◆ **Written problem**
Set the following entries down again exactly, line by line.

Some records:
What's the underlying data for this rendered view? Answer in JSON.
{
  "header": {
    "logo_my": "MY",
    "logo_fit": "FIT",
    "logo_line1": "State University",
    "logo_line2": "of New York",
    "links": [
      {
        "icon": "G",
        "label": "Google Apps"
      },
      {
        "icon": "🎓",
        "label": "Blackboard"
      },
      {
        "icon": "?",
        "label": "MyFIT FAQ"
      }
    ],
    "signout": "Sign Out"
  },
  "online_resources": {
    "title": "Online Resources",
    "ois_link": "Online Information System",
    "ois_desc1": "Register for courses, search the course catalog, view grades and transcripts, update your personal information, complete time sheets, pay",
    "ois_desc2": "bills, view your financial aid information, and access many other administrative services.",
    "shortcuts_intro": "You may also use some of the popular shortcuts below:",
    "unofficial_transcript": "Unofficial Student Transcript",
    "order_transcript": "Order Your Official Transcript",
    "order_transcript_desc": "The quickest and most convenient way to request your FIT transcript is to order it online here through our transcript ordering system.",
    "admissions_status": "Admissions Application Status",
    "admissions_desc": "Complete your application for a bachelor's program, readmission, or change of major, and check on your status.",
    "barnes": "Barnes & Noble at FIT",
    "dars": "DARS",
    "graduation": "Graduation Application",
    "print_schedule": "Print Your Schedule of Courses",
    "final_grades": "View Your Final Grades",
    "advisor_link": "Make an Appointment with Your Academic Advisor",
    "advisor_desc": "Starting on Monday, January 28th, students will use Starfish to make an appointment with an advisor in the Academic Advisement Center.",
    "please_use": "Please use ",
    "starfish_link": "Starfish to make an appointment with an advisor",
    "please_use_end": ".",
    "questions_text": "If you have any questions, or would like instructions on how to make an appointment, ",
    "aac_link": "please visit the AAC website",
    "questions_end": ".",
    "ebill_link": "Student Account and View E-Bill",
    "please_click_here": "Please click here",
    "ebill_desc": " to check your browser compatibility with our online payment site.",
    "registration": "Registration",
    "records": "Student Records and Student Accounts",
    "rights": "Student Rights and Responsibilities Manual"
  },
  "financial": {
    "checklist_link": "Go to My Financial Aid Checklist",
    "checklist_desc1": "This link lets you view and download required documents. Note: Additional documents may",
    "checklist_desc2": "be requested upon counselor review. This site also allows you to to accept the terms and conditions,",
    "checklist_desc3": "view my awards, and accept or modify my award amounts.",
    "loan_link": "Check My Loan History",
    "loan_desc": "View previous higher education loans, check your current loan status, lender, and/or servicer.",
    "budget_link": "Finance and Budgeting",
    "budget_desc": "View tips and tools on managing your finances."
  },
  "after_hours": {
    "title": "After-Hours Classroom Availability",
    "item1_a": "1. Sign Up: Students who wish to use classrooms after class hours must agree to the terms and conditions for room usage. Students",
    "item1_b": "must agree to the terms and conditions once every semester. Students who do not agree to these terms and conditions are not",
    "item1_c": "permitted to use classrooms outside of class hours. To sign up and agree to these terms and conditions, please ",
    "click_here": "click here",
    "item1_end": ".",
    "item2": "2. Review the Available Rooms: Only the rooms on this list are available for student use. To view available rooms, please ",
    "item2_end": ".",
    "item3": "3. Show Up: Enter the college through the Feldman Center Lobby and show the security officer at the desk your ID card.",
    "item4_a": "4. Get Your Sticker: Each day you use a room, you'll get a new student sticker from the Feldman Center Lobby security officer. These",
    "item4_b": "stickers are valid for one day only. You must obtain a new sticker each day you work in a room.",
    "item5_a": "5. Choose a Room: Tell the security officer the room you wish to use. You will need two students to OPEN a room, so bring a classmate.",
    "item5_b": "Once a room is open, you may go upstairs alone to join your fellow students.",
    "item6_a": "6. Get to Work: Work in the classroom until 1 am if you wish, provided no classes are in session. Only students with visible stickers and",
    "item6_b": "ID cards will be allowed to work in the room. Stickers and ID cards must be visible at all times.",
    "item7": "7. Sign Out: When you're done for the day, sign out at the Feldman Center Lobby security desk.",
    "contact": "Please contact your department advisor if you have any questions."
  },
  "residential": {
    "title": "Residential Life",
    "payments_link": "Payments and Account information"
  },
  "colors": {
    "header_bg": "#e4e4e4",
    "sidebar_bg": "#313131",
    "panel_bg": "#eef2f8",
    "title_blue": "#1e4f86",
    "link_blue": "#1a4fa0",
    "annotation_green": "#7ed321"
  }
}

◆ **Answer in full**
What's the underlying data for this rendered view? Answer in JSON.
{
  "header": {
    "logo_my": "MY",
    "logo_fit": "FIT",
    "logo_line1": "State University",
    "logo_line2": "of New York",
    "links": [
      {
        "icon": "G",
        "label": "Google Apps"
      },
      {
        "icon": "🎓",
        "label": "Blackboard"
      },
      {
        "icon": "?",
        "label": "MyFIT FAQ"
      }
    ],
    "signout": "Sign Out"
  },
  "online_resources": {
    "title": "Online Resources",
    "ois_link": "Online Information System",
    "ois_desc1": "Register for courses, search the course catalog, view grades and transcripts, update your personal information, complete time sheets, pay",
    "ois_desc2": "bills, view your financial aid information, and access many other administrative services.",
    "shortcuts_intro": "You may also use some of the popular shortcuts below:",
    "unofficial_transcript": "Unofficial Student Transcript",
    "order_transcript": "Order Your Official Transcript",
    "order_transcript_desc": "The quickest and most convenient way to request your FIT transcript is to order it online here through our transcript ordering system.",
    "admissions_status": "Admissions Application Status",
    "admissions_desc": "Complete your application for a bachelor's program, readmission, or change of major, and check on your status.",
    "barnes": "Barnes & Noble at FIT",
    "dars": "DARS",
    "graduation": "Graduation Application",
    "print_schedule": "Print Your Schedule of Courses",
    "final_grades": "View Your Final Grades",
    "advisor_link": "Make an Appointment with Your Academic Advisor",
    "advisor_desc": "Starting on Monday, January 28th, students will use Starfish to make an appointment with an advisor in the Academic Advisement Center.",
    "please_use": "Please use ",
    "starfish_link": "Starfish to make an appointment with an advisor",
    "please_use_end": ".",
    "questions_text": "If you have any questions, or would like instructions on how to make an appointment, ",
    "aac_link": "please visit the AAC website",
    "questions_end": ".",
    "ebill_link": "Student Account and View E-Bill",
    "please_click_here": "Please click here",
    "ebill_desc": " to check your browser compatibility with our online payment site.",
    "registration": "Registration",
    "records": "Student Records and Student Accounts",
    "rights": "Student Rights and Responsibilities Manual"
  },
  "financial": {
    "checklist_link": "Go to My Financial Aid Checklist",
    "checklist_desc1": "This link lets you view and download required documents. Note: Additional documents may",
    "checklist_desc2": "be requested upon counselor review. This site also allows you to to accept the terms and conditions,",
    "checklist_desc3": "view my awards, and accept or modify my award amounts.",
    "loan_link": "Check My Loan History",
    "loan_desc": "View previous higher education loans, check your current loan status, lender, and/or servicer.",
    "budget_link": "Finance and Budgeting",
    "budget_desc": "View tips and tools on managing your finances."
  },
  "after_hours": {
    "title": "After-Hours Classroom Availability",
    "item1_a": "1. Sign Up: Students who wish to use classrooms after class hours must agree to the terms and conditions for room usage. Students",
    "item1_b": "must agree to the terms and conditions once every semester. Students who do not agree to these terms and conditions are not",
    "item1_c": "permitted to use classrooms outside of class hours. To sign up and agree to these terms and conditions, please ",
    "click_here": "click here",
    "item1_end": ".",
    "item2": "2. Review the Available Rooms: Only the rooms on this list are available for student use. To view available rooms, please ",
    "item2_end": ".",
    "item3": "3. Show Up: Enter the college through the Feldman Center Lobby and show the security officer at the desk your ID card.",
    "item4_a": "4. Get Your Sticker: Each day you use a room, you'll get a new student sticker from the Feldman Center Lobby security officer. These",
    "item4_b": "stickers are valid for one day only. You must obtain a new sticker each day you work in a room.",
    "item5_a": "5. Choose a Room: Tell the security officer the room you wish to use. You will need two students to OPEN a room, so bring a classmate.",
    "item5_b": "Once a room is open, you may go upstairs alone to join your fellow students.",
    "item6_a": "6. Get to Work: Work in the classroom until 1 am if you wish, provided no classes are in session. Only students with visible stickers and",
    "item6_b": "ID cards will be allowed to work in the room. Stickers and ID cards must be visible at all times.",
    "item7": "7. Sign Out: When you're done for the day, sign out at the Feldman Center Lobby security desk.",
    "contact": "Please contact your department advisor if you have any questions."
  },
  "residential": {
    "title": "Residential Life",
    "payments_link": "Payments and Account information"
  },
  "colors": {
    "header_bg": "#e4e4e4",
    "sidebar_bg": "#313131",
    "panel_bg": "#eef2f8",
    "title_blue": "#1e4f86",
    "link_blue": "#1a4fa0",
    "annotation_green": "#7ed321"
  }
}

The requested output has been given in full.